◆ **EXERCISE INPUTS**:

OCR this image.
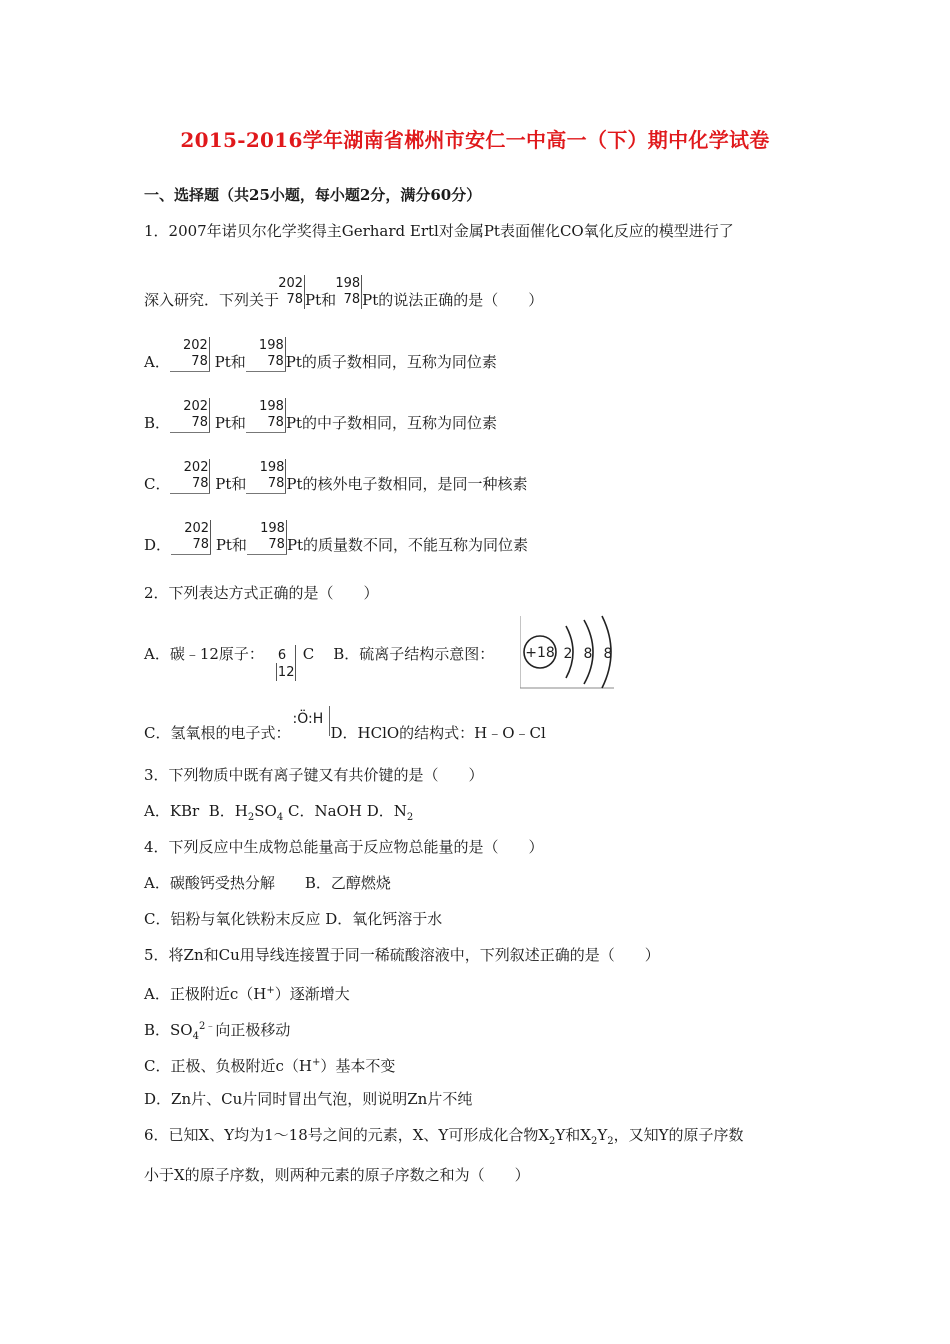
2015-2016学年湖南省郴州市安仁一中高一（下）期中化学试卷
一、选择题（共25小题，每小题2分，满分60分）
1．2007年诺贝尔化学奖得主Gerhard Ertl对金属Pt表面催化CO氧化反应的模型进行了
深入研究．下列关于
202
78 Pt和
198
78 Pt的说法正确的是（　　）
A．
202
78 Pt和
198
78 Pt的质子数相同，互称为同位素
B．
202
78 Pt和
198
78 Pt的中子数相同，互称为同位素
C．
202
78 Pt和
198
78 Pt的核外电子数相同，是同一种核素
D．
202
78 Pt和
198
78 Pt的质量数不同，不能互称为同位素
2．下列表达方式正确的是（　　）
A．碳﹣12原子： 6
12
C B．硫离子结构示意图： +18 2 8 8
C．氢氧根的电子式：
:Ö:H
D．HClO的结构式：H﹣O﹣Cl
3．下列物质中既有离子键又有共价键的是（　　）
A．KBr B．$H_2SO_4$ C．NaOH D．$N_2$
4．下列反应中生成物总能量高于反应物总能量的是（　　）
A．碳酸钙受热分解　　B．乙醇燃烧
C．铝粉与氧化铁粉末反应 D．氧化钙溶于水
5．将Zn和Cu用导线连接置于同一稀硫酸溶液中，下列叙述正确的是（　　）
A．正极附近c（H+）逐渐增大
B．$SO_4^{2﹣}$向正极移动
C．正极、负极附近c（H+）基本不变
D．Zn片、Cu片同时冒出气泡，则说明Zn片不纯
6．已知X、Y均为1～18号之间的元素，X、Y可形成化合物$X_2Y$和$X_2Y_2$，又知Y的原子序数
小于X的原子序数，则两种元素的原子序数之和为（　　）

◆ **SHORT PROBLEM**: Reproduce the material above in full, exactly, with no images.

◆ **THE RESULT**:
OCR this image.
2015-2016学年湖南省郴州市安仁一中高一（下）期中化学试卷
一、选择题（共25小题，每小题2分，满分60分）
1．2007年诺贝尔化学奖得主Gerhard Ertl对金属Pt表面催化CO氧化反应的模型进行了
深入研究．下列关于
202
78 Pt和
198
78 Pt的说法正确的是（　　）
A．
202
78 Pt和
198
78 Pt的质子数相同，互称为同位素
B．
202
78 Pt和
198
78 Pt的中子数相同，互称为同位素
C．
202
78 Pt和
198
78 Pt的核外电子数相同，是同一种核素
D．
202
78 Pt和
198
78 Pt的质量数不同，不能互称为同位素
2．下列表达方式正确的是（　　）
A．碳﹣12原子： 6
12
C B．硫离子结构示意图： +18 2 8 8
C．氢氧根的电子式：
:Ö:H
D．HClO的结构式：H﹣O﹣Cl
3．下列物质中既有离子键又有共价键的是（　　）
A．KBr B．$H_2SO_4$ C．NaOH D．$N_2$
4．下列反应中生成物总能量高于反应物总能量的是（　　）
A．碳酸钙受热分解　　B．乙醇燃烧
C．铝粉与氧化铁粉末反应 D．氧化钙溶于水
5．将Zn和Cu用导线连接置于同一稀硫酸溶液中，下列叙述正确的是（　　）
A．正极附近c（H+）逐渐增大
B．$SO_4^{2﹣}$向正极移动
C．正极、负极附近c（H+）基本不变
D．Zn片、Cu片同时冒出气泡，则说明Zn片不纯
6．已知X、Y均为1～18号之间的元素，X、Y可形成化合物$X_2Y$和$X_2Y_2$，又知Y的原子序数
小于X的原子序数，则两种元素的原子序数之和为（　　）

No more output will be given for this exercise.